Give the records below from the line containing "x-tick-label: 12 [294, 439, 316, 461]" through the line containing "series-line-govt [57, 68, 790, 366]", both included, as a JSON list of strings with one string per line and blank lines left out.

────

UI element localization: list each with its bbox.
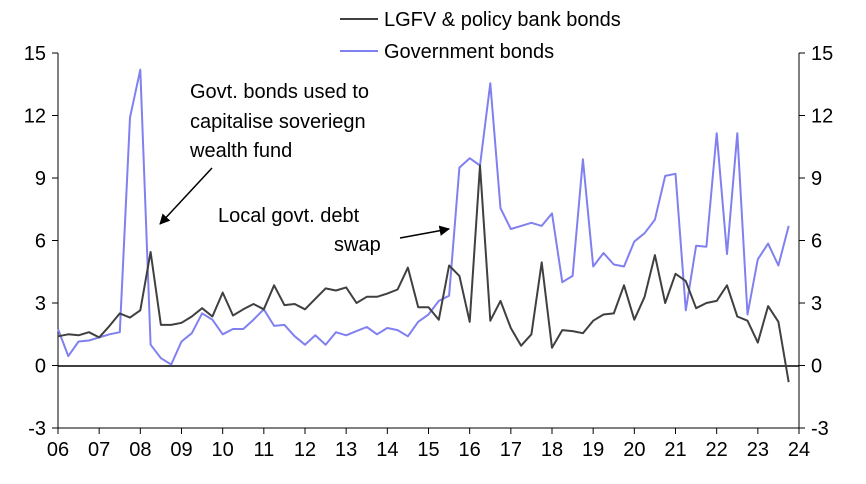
x-tick-label: 12 [294, 439, 316, 461]
x-tick-label: 20 [623, 439, 645, 461]
annotation-line-2: capitalise soveriegn [190, 111, 366, 133]
x-tick-label: 24 [788, 439, 810, 461]
x-tick-label: 15 [417, 439, 439, 461]
y-tick-label-right: 9 [811, 168, 822, 190]
x-tick-label: 06 [47, 439, 69, 461]
series-line-lgfv [57, 164, 790, 383]
annotation-arrow [159, 167, 213, 225]
y-axis-right-ticks: -3 0 3 6 9 12 15 [799, 43, 833, 440]
y-tick-label-left: 12 [24, 106, 46, 128]
x-tick-label: 10 [212, 439, 234, 461]
y-tick-label-left: 15 [24, 43, 46, 65]
legend-label-govt: Government bonds [384, 41, 554, 63]
x-tick-label: 09 [170, 439, 192, 461]
x-tick-label: 16 [459, 439, 481, 461]
annotation-line-1: Govt. bonds used to [190, 81, 369, 103]
y-tick-label-right: 3 [811, 293, 822, 315]
legend-label-lgfv: LGFV & policy bank bonds [384, 9, 621, 31]
annotation-line-2: swap [334, 234, 381, 256]
annotation-line-1: Local govt. debt [218, 205, 360, 227]
x-tick-label: 13 [335, 439, 357, 461]
x-tick-label: 21 [664, 439, 686, 461]
series-line-govt [57, 68, 790, 366]
annotation-local-debt-swap: Local govt. debt swap [218, 205, 451, 256]
x-tick-label: 19 [582, 439, 604, 461]
annotation-arrow [399, 225, 451, 239]
y-tick-label-left: 9 [35, 168, 46, 190]
y-tick-label-left: -3 [28, 418, 46, 440]
x-tick-label: 08 [129, 439, 151, 461]
annotation-line-3: wealth fund [189, 140, 292, 162]
y-tick-label-right: 12 [811, 106, 833, 128]
x-tick-label: 22 [706, 439, 728, 461]
y-tick-label-right: 15 [811, 43, 833, 65]
series-lines [57, 68, 790, 383]
y-tick-label-right: 0 [811, 356, 822, 378]
y-axis-left-ticks: -3 0 3 6 9 12 15 [24, 43, 58, 440]
y-tick-label-left: 0 [35, 356, 46, 378]
x-tick-label: 18 [541, 439, 563, 461]
legend: LGFV & policy bank bonds Government bond… [340, 9, 621, 63]
x-tick-label: 07 [88, 439, 110, 461]
y-tick-label-left: 6 [35, 231, 46, 253]
y-tick-label-left: 3 [35, 293, 46, 315]
x-axis-ticks: 06 07 08 09 10 11 12 13 14 15 16 17 18 19 20 21 22 23 24 [47, 428, 810, 461]
y-tick-label-right: 6 [811, 231, 822, 253]
x-tick-label: 11 [253, 439, 274, 461]
annotation-govt-bonds-capitalise: Govt. bonds used to capitalise soveriegn… [159, 81, 369, 225]
x-tick-label: 23 [747, 439, 769, 461]
y-tick-label-right: -3 [811, 418, 829, 440]
x-tick-label: 14 [376, 439, 398, 461]
x-tick-label: 17 [500, 439, 522, 461]
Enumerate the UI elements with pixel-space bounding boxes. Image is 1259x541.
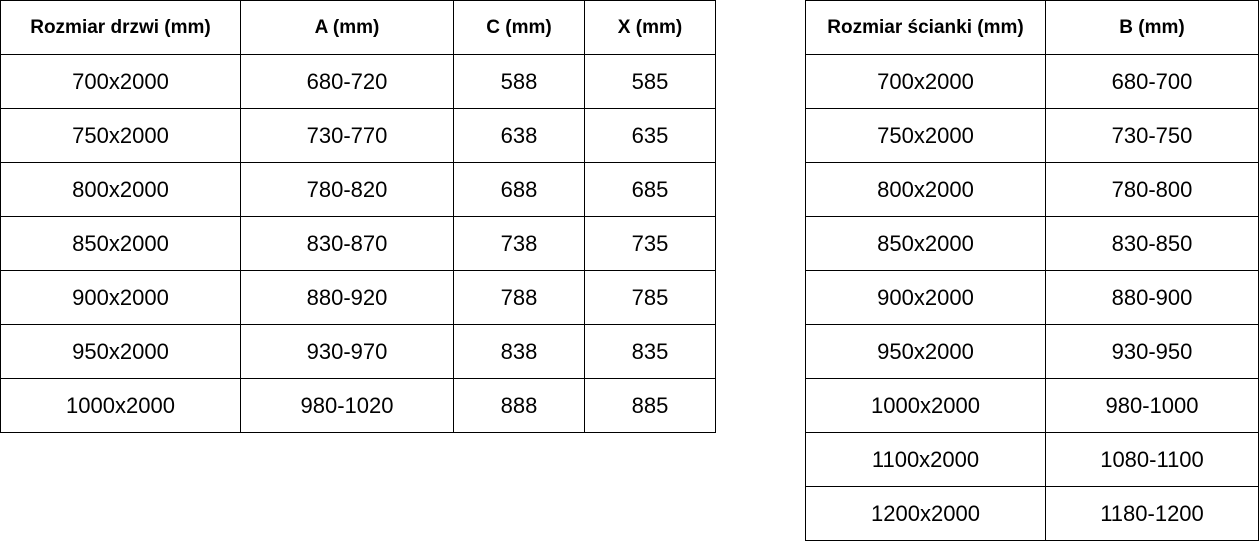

────

## Worked answer
[
  "x-tick-label: 12 [294, 439, 316, 461]",
  "x-tick-label: 20 [623, 439, 645, 461]",
  "annotation-line-2: capitalise soveriegn [190, 111, 366, 133]",
  "x-tick-label: 24 [788, 439, 810, 461]",
  "x-tick-label: 15 [417, 439, 439, 461]",
  "y-tick-label-right: 9 [811, 168, 822, 190]",
  "x-tick-label: 06 [47, 439, 69, 461]",
  "series-line-lgfv [57, 164, 790, 383]",
  "annotation-arrow [159, 167, 213, 225]",
  "y-axis-right-ticks: -3 0 3 6 9 12 15 [799, 43, 833, 440]",
  "y-tick-label-left: 12 [24, 106, 46, 128]",
  "x-tick-label: 10 [212, 439, 234, 461]",
  "y-tick-label-left: 15 [24, 43, 46, 65]",
  "legend-label-govt: Government bonds [384, 41, 554, 63]",
  "x-tick-label: 09 [170, 439, 192, 461]",
  "x-tick-label: 16 [459, 439, 481, 461]",
  "annotation-line-1: Govt. bonds used to [190, 81, 369, 103]",
  "y-tick-label-right: 3 [811, 293, 822, 315]",
  "legend-label-lgfv: LGFV & policy bank bonds [384, 9, 621, 31]",
  "annotation-line-2: swap [334, 234, 381, 256]",
  "annotation-line-1: Local govt. debt [218, 205, 360, 227]",
  "x-tick-label: 13 [335, 439, 357, 461]",
  "x-tick-label: 21 [664, 439, 686, 461]",
  "series-line-govt [57, 68, 790, 366]"
]